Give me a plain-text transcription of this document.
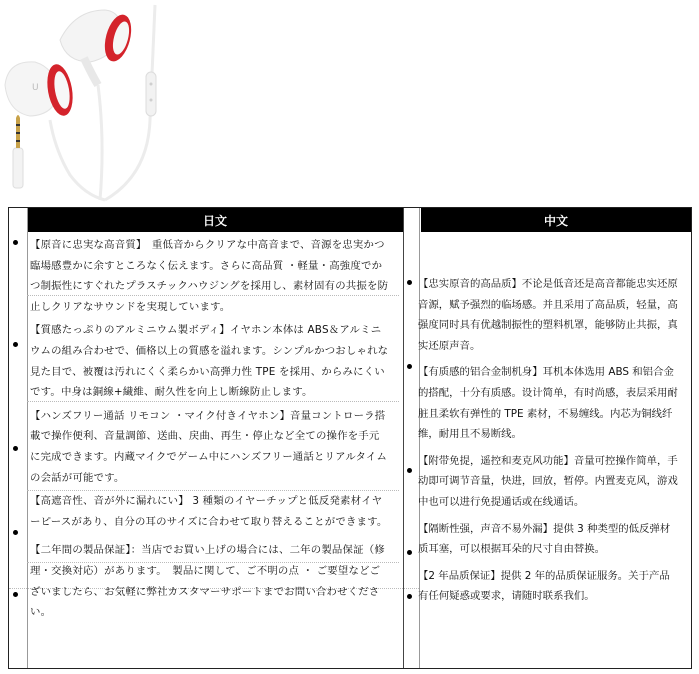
U
日文	中文

【原音に忠実な高音質】　重低音からクリアな中高音まで、音源を忠実かつ臨場感豊かに余すところなく伝えます。さらに高品質 ・軽量・高強度でかつ制振性にすぐれたプラスチックハウジングを採用し、素材固有の共振を防止しクリアなサウンドを実現しています。

【質感たっぷりのアルミニウム製ボディ】イヤホン本体は ABS＆アルミニウムの組み合わせで、価格以上の質感を溢れます。シンプルかつおしゃれな見た目で、被覆は汚れにくく柔らかい高弾力性 TPE を採用、からみにくいです。中身は銅線+繊維、耐久性を向上し断線防止します。

【ハンズフリー通話 リモコン ・マイク付きイヤホン】音量コントローラ搭載で操作便利、音量調節、送曲、戻曲、再生・停止など全ての操作を手元に完成できます。内蔵マイクでゲーム中にハンズフリー通話とリアルタイムの会話が可能です。

【高遮音性、音が外に漏れにい】 3 種類のイヤーチップと低反発素材イヤーピースがあり、自分の耳のサイズに合わせて取り替えることができます。

【二年間の製品保証】：当店でお買い上げの場合には、二年の製品保証（修理・交換対応）があります。　製品に関して、ご不明の点 ・ ご要望などございましたら、お気軽に弊社カスタマーサポートまでお問い合わせください。

【忠实原音的高品质】不论是低音还是高音都能忠实还原音源，赋予强烈的临场感。并且采用了高品质，轻量，高强度同时具有优越制振性的塑料机罩，能够防止共振，真实还原声音。

【有质感的铝合金制机身】耳机本体选用 ABS 和铝合金的搭配，十分有质感。设计简单，有时尚感，表层采用耐脏且柔软有弹性的 TPE 素材，不易缠线。内芯为铜线纤维，耐用且不易断线。

【附带免提，遥控和麦克风功能】音量可控操作简单，手动即可调节音量，快进，回放，暂停。内置麦克风，游戏中也可以进行免提通话或在线通话。

【隔断性强，声音不易外漏】提供 3 种类型的低反弹材质耳塞，可以根据耳朵的尺寸自由替换。

【2 年品质保证】提供 2 年的品质保证服务。关于产品有任何疑惑或要求，请随时联系我们。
++++++++
Copy the listing exactly. Any image in it stays out of the copy.

# [Correct response]
Give me a plain-text transcription of this document.
U
日文	中文

【原音に忠実な高音質】　重低音からクリアな中高音まで、音源を忠実かつ臨場感豊かに余すところなく伝えます。さらに高品質 ・軽量・高強度でかつ制振性にすぐれたプラスチックハウジングを採用し、素材固有の共振を防止しクリアなサウンドを実現しています。

【質感たっぷりのアルミニウム製ボディ】イヤホン本体は ABS＆アルミニウムの組み合わせで、価格以上の質感を溢れます。シンプルかつおしゃれな見た目で、被覆は汚れにくく柔らかい高弾力性 TPE を採用、からみにくいです。中身は銅線+繊維、耐久性を向上し断線防止します。

【ハンズフリー通話 リモコン ・マイク付きイヤホン】音量コントローラ搭載で操作便利、音量調節、送曲、戻曲、再生・停止など全ての操作を手元に完成できます。内蔵マイクでゲーム中にハンズフリー通話とリアルタイムの会話が可能です。

【高遮音性、音が外に漏れにい】 3 種類のイヤーチップと低反発素材イヤーピースがあり、自分の耳のサイズに合わせて取り替えることができます。

【二年間の製品保証】：当店でお買い上げの場合には、二年の製品保証（修理・交換対応）があります。　製品に関して、ご不明の点 ・ ご要望などございましたら、お気軽に弊社カスタマーサポートまでお問い合わせください。

【忠实原音的高品质】不论是低音还是高音都能忠实还原音源，赋予强烈的临场感。并且采用了高品质，轻量，高强度同时具有优越制振性的塑料机罩，能够防止共振，真实还原声音。

【有质感的铝合金制机身】耳机本体选用 ABS 和铝合金的搭配，十分有质感。设计简单，有时尚感，表层采用耐脏且柔软有弹性的 TPE 素材，不易缠线。内芯为铜线纤维，耐用且不易断线。

【附带免提，遥控和麦克风功能】音量可控操作简单，手动即可调节音量，快进，回放，暂停。内置麦克风，游戏中也可以进行免提通话或在线通话。

【隔断性强，声音不易外漏】提供 3 种类型的低反弹材质耳塞，可以根据耳朵的尺寸自由替换。

【2 年品质保证】提供 2 年的品质保证服务。关于产品有任何疑惑或要求，请随时联系我们。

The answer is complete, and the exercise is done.